What you need to do: Which lines in the records below contain the word "scatter"? Copy each one out.

────────────────────────────────────────

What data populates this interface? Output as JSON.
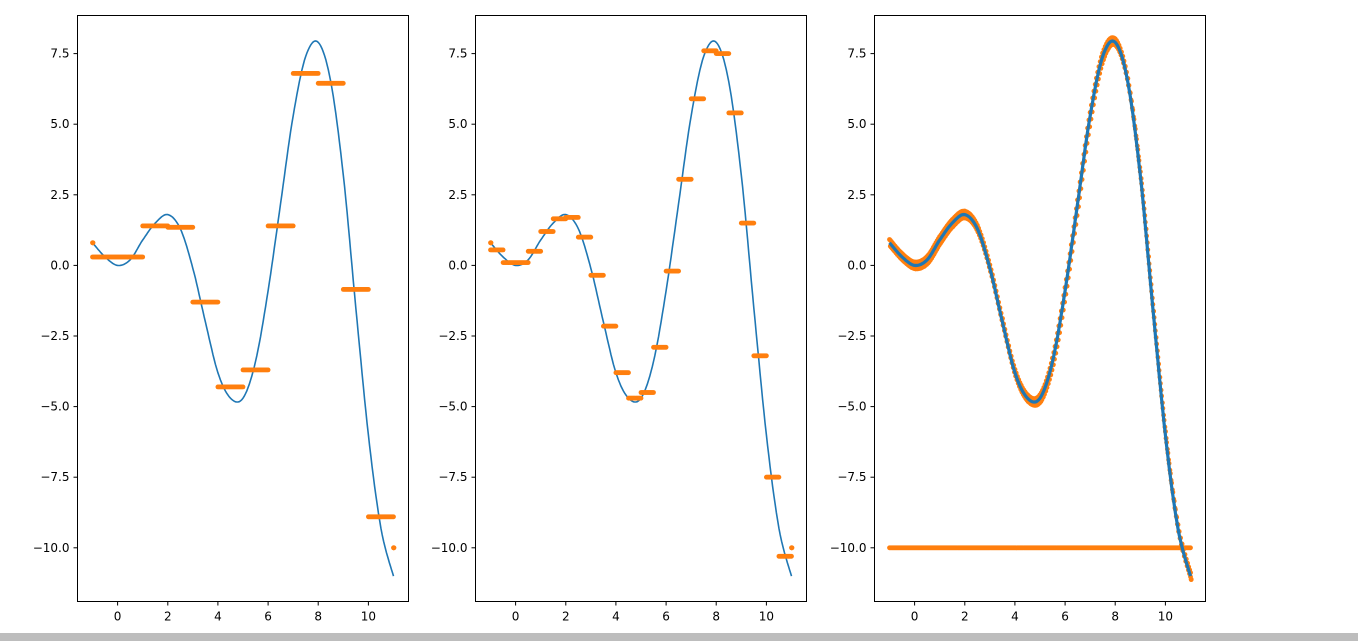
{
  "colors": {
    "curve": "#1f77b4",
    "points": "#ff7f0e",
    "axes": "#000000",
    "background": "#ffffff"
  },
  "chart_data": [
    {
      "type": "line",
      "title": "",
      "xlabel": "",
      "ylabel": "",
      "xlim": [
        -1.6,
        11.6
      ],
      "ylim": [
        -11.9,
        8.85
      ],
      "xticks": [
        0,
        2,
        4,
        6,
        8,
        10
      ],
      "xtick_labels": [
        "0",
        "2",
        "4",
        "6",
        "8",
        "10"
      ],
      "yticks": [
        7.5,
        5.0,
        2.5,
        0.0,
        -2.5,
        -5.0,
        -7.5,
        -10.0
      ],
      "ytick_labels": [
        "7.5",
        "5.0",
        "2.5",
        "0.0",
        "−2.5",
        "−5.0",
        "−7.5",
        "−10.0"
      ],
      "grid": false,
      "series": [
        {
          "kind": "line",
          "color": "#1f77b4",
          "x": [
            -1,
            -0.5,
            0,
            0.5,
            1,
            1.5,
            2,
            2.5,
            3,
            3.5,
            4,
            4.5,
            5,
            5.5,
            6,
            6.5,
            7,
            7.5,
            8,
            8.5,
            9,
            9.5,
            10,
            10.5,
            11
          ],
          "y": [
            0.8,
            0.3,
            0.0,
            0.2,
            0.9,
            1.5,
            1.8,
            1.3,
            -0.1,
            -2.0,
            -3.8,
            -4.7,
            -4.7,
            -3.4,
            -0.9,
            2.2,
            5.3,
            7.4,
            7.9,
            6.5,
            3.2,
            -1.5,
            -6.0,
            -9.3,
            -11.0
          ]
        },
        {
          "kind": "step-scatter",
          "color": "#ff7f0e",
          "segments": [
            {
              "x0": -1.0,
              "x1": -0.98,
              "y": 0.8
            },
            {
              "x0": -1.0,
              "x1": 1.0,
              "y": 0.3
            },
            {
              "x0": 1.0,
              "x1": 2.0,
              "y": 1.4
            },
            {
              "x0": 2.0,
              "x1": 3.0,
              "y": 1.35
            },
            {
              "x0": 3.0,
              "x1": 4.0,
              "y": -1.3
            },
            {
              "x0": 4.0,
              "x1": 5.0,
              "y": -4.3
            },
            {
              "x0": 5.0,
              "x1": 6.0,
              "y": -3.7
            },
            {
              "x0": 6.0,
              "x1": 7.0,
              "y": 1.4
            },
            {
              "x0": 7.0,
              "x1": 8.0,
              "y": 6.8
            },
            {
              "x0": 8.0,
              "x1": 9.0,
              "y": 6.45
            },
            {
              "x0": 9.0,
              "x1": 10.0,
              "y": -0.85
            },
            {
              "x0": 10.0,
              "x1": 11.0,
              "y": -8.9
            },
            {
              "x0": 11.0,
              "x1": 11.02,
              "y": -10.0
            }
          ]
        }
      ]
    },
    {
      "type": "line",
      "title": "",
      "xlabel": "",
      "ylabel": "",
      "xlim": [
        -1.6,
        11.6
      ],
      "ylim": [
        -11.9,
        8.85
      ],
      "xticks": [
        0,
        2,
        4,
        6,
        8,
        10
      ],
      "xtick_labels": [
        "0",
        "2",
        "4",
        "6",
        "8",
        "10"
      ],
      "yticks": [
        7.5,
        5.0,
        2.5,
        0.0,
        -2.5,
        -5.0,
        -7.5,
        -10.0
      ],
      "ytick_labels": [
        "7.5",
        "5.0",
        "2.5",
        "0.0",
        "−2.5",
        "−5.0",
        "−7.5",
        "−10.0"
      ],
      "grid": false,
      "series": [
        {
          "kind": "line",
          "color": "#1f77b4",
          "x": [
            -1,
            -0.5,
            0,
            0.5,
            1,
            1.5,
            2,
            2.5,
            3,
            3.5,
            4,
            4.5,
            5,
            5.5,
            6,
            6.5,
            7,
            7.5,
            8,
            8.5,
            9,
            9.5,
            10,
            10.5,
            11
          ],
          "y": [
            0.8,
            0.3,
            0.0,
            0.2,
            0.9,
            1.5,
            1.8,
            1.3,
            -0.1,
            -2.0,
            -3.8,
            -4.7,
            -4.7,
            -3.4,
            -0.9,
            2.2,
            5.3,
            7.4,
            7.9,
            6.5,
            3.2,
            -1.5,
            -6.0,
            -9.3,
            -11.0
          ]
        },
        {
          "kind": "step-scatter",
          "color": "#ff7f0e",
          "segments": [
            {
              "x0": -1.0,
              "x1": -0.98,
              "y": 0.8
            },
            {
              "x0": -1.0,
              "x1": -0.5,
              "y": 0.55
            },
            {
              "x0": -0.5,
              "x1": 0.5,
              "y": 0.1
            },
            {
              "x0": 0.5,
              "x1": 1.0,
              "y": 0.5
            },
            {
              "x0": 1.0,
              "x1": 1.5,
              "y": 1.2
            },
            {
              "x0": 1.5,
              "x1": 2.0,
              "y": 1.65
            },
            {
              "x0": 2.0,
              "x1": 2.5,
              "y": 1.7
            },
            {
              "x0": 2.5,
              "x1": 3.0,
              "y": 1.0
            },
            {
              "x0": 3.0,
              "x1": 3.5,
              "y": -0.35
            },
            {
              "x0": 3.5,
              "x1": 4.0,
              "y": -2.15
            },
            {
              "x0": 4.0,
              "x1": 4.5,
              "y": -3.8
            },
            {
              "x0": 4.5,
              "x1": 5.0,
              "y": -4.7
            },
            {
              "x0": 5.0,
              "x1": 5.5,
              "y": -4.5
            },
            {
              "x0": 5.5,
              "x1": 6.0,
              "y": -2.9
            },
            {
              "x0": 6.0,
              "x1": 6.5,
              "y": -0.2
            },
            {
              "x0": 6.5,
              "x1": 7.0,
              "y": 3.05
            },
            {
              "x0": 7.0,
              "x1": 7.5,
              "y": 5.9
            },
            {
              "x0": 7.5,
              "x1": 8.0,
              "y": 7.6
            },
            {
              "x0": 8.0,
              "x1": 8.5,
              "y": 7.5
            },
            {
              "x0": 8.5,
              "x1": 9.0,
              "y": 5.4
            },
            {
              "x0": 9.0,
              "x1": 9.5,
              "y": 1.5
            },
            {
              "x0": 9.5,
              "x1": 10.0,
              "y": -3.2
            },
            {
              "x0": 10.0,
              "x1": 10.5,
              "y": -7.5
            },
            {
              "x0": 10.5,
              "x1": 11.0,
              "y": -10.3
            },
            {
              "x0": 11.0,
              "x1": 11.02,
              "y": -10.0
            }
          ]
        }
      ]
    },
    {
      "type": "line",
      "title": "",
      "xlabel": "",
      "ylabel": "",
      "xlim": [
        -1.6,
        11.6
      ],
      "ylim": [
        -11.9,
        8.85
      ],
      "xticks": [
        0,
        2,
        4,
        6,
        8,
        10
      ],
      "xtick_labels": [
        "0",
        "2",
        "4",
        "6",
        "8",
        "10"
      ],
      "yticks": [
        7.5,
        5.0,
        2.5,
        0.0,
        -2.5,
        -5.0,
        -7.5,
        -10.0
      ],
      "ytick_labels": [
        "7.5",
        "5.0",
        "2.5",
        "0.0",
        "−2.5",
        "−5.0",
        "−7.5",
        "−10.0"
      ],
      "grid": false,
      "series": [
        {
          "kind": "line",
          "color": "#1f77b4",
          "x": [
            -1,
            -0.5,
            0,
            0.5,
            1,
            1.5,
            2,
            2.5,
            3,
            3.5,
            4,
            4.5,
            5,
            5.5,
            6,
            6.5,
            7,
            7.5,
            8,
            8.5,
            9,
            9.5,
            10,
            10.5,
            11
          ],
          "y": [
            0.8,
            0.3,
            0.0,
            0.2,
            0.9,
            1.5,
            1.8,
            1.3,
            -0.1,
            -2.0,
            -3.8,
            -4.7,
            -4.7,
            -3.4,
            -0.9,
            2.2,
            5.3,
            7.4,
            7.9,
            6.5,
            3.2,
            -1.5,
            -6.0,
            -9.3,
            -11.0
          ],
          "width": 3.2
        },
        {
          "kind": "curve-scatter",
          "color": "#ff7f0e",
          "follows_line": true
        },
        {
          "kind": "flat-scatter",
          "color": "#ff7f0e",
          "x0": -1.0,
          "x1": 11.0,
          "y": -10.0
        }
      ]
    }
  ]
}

────────────────────────────────────────

Full output:
          "kind": "step-scatter",
          "kind": "step-scatter",
          "kind": "curve-scatter",
          "kind": "flat-scatter",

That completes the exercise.